#### Rows

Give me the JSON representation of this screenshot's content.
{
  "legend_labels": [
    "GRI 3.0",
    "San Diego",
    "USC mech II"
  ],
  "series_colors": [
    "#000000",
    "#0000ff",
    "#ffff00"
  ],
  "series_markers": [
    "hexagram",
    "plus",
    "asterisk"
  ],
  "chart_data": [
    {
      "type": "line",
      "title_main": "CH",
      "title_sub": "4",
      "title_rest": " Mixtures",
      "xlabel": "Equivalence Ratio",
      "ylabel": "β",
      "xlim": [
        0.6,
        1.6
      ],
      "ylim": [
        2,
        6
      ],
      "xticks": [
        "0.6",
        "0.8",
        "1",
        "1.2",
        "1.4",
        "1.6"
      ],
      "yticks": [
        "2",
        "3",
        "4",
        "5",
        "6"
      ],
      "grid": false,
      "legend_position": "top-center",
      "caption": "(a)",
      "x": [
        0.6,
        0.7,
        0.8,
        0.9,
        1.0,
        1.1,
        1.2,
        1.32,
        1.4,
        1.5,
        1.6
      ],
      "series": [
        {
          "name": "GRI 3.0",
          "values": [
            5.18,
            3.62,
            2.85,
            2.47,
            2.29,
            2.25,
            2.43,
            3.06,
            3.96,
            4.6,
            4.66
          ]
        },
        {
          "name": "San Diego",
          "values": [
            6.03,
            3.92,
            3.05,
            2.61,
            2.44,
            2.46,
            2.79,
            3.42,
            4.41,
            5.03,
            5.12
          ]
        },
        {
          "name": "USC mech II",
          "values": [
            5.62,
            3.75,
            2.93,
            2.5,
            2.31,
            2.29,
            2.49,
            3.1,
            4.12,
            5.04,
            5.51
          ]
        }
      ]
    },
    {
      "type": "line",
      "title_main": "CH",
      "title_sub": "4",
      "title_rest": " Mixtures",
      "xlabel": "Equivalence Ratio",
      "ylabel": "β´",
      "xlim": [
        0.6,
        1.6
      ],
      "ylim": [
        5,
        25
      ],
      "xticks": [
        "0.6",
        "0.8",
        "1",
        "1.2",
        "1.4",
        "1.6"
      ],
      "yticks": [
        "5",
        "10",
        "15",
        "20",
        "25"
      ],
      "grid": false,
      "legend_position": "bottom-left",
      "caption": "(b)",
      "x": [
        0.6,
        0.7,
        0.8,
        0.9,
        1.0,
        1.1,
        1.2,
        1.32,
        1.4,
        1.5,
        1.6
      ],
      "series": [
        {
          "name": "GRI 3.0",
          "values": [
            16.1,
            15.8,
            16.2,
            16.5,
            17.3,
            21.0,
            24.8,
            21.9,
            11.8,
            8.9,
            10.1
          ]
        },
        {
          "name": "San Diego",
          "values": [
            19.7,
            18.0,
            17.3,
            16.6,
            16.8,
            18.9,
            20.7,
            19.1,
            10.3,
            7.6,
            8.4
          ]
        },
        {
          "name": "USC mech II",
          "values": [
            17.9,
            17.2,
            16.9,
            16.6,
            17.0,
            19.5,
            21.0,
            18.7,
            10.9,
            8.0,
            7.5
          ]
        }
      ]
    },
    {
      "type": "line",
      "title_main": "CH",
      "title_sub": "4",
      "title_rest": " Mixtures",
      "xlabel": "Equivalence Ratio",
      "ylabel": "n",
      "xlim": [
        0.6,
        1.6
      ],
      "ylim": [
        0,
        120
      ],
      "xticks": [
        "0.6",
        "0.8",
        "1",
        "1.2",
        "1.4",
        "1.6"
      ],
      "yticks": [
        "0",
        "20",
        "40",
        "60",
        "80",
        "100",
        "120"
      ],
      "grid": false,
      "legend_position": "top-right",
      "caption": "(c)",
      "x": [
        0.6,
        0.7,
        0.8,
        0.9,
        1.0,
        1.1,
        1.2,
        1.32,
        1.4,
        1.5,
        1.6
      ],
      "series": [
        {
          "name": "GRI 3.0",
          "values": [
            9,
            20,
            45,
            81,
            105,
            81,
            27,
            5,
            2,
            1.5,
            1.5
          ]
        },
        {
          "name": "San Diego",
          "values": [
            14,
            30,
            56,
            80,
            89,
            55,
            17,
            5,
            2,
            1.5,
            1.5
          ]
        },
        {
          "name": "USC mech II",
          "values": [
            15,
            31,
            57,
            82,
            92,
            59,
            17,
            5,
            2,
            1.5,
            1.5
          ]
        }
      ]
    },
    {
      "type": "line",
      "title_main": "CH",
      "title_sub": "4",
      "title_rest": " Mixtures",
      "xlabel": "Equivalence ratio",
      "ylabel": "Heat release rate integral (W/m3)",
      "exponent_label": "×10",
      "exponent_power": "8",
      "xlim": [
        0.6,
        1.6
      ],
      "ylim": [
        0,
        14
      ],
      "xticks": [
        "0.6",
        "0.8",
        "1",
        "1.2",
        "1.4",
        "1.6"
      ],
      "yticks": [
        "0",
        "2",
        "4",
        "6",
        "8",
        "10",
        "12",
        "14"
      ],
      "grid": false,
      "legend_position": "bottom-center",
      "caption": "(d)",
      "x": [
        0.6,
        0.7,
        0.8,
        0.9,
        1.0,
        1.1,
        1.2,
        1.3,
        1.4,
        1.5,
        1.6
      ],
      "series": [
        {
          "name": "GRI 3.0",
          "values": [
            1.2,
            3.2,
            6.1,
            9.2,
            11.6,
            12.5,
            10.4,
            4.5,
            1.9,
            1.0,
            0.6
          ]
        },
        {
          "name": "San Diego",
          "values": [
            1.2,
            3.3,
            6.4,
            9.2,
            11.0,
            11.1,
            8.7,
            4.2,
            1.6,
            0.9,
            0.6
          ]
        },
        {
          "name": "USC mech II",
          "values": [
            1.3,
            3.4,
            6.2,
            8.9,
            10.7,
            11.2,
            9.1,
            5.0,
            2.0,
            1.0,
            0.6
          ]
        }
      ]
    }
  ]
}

########

Transcribe every entry verbatim.

Give me the JSON representation of this screenshot's content.
{
  "legend_labels": [
    "GRI 3.0",
    "San Diego",
    "USC mech II"
  ],
  "series_colors": [
    "#000000",
    "#0000ff",
    "#ffff00"
  ],
  "series_markers": [
    "hexagram",
    "plus",
    "asterisk"
  ],
  "chart_data": [
    {
      "type": "line",
      "title_main": "CH",
      "title_sub": "4",
      "title_rest": " Mixtures",
      "xlabel": "Equivalence Ratio",
      "ylabel": "β",
      "xlim": [
        0.6,
        1.6
      ],
      "ylim": [
        2,
        6
      ],
      "xticks": [
        "0.6",
        "0.8",
        "1",
        "1.2",
        "1.4",
        "1.6"
      ],
      "yticks": [
        "2",
        "3",
        "4",
        "5",
        "6"
      ],
      "grid": false,
      "legend_position": "top-center",
      "caption": "(a)",
      "x": [
        0.6,
        0.7,
        0.8,
        0.9,
        1.0,
        1.1,
        1.2,
        1.32,
        1.4,
        1.5,
        1.6
      ],
      "series": [
        {
          "name": "GRI 3.0",
          "values": [
            5.18,
            3.62,
            2.85,
            2.47,
            2.29,
            2.25,
            2.43,
            3.06,
            3.96,
            4.6,
            4.66
          ]
        },
        {
          "name": "San Diego",
          "values": [
            6.03,
            3.92,
            3.05,
            2.61,
            2.44,
            2.46,
            2.79,
            3.42,
            4.41,
            5.03,
            5.12
          ]
        },
        {
          "name": "USC mech II",
          "values": [
            5.62,
            3.75,
            2.93,
            2.5,
            2.31,
            2.29,
            2.49,
            3.1,
            4.12,
            5.04,
            5.51
          ]
        }
      ]
    },
    {
      "type": "line",
      "title_main": "CH",
      "title_sub": "4",
      "title_rest": " Mixtures",
      "xlabel": "Equivalence Ratio",
      "ylabel": "β´",
      "xlim": [
        0.6,
        1.6
      ],
      "ylim": [
        5,
        25
      ],
      "xticks": [
        "0.6",
        "0.8",
        "1",
        "1.2",
        "1.4",
        "1.6"
      ],
      "yticks": [
        "5",
        "10",
        "15",
        "20",
        "25"
      ],
      "grid": false,
      "legend_position": "bottom-left",
      "caption": "(b)",
      "x": [
        0.6,
        0.7,
        0.8,
        0.9,
        1.0,
        1.1,
        1.2,
        1.32,
        1.4,
        1.5,
        1.6
      ],
      "series": [
        {
          "name": "GRI 3.0",
          "values": [
            16.1,
            15.8,
            16.2,
            16.5,
            17.3,
            21.0,
            24.8,
            21.9,
            11.8,
            8.9,
            10.1
          ]
        },
        {
          "name": "San Diego",
          "values": [
            19.7,
            18.0,
            17.3,
            16.6,
            16.8,
            18.9,
            20.7,
            19.1,
            10.3,
            7.6,
            8.4
          ]
        },
        {
          "name": "USC mech II",
          "values": [
            17.9,
            17.2,
            16.9,
            16.6,
            17.0,
            19.5,
            21.0,
            18.7,
            10.9,
            8.0,
            7.5
          ]
        }
      ]
    },
    {
      "type": "line",
      "title_main": "CH",
      "title_sub": "4",
      "title_rest": " Mixtures",
      "xlabel": "Equivalence Ratio",
      "ylabel": "n",
      "xlim": [
        0.6,
        1.6
      ],
      "ylim": [
        0,
        120
      ],
      "xticks": [
        "0.6",
        "0.8",
        "1",
        "1.2",
        "1.4",
        "1.6"
      ],
      "yticks": [
        "0",
        "20",
        "40",
        "60",
        "80",
        "100",
        "120"
      ],
      "grid": false,
      "legend_position": "top-right",
      "caption": "(c)",
      "x": [
        0.6,
        0.7,
        0.8,
        0.9,
        1.0,
        1.1,
        1.2,
        1.32,
        1.4,
        1.5,
        1.6
      ],
      "series": [
        {
          "name": "GRI 3.0",
          "values": [
            9,
            20,
            45,
            81,
            105,
            81,
            27,
            5,
            2,
            1.5,
            1.5
          ]
        },
        {
          "name": "San Diego",
          "values": [
            14,
            30,
            56,
            80,
            89,
            55,
            17,
            5,
            2,
            1.5,
            1.5
          ]
        },
        {
          "name": "USC mech II",
          "values": [
            15,
            31,
            57,
            82,
            92,
            59,
            17,
            5,
            2,
            1.5,
            1.5
          ]
        }
      ]
    },
    {
      "type": "line",
      "title_main": "CH",
      "title_sub": "4",
      "title_rest": " Mixtures",
      "xlabel": "Equivalence ratio",
      "ylabel": "Heat release rate integral (W/m3)",
      "exponent_label": "×10",
      "exponent_power": "8",
      "xlim": [
        0.6,
        1.6
      ],
      "ylim": [
        0,
        14
      ],
      "xticks": [
        "0.6",
        "0.8",
        "1",
        "1.2",
        "1.4",
        "1.6"
      ],
      "yticks": [
        "0",
        "2",
        "4",
        "6",
        "8",
        "10",
        "12",
        "14"
      ],
      "grid": false,
      "legend_position": "bottom-center",
      "caption": "(d)",
      "x": [
        0.6,
        0.7,
        0.8,
        0.9,
        1.0,
        1.1,
        1.2,
        1.3,
        1.4,
        1.5,
        1.6
      ],
      "series": [
        {
          "name": "GRI 3.0",
          "values": [
            1.2,
            3.2,
            6.1,
            9.2,
            11.6,
            12.5,
            10.4,
            4.5,
            1.9,
            1.0,
            0.6
          ]
        },
        {
          "name": "San Diego",
          "values": [
            1.2,
            3.3,
            6.4,
            9.2,
            11.0,
            11.1,
            8.7,
            4.2,
            1.6,
            0.9,
            0.6
          ]
        },
        {
          "name": "USC mech II",
          "values": [
            1.3,
            3.4,
            6.2,
            8.9,
            10.7,
            11.2,
            9.1,
            5.0,
            2.0,
            1.0,
            0.6
          ]
        }
      ]
    }
  ]
}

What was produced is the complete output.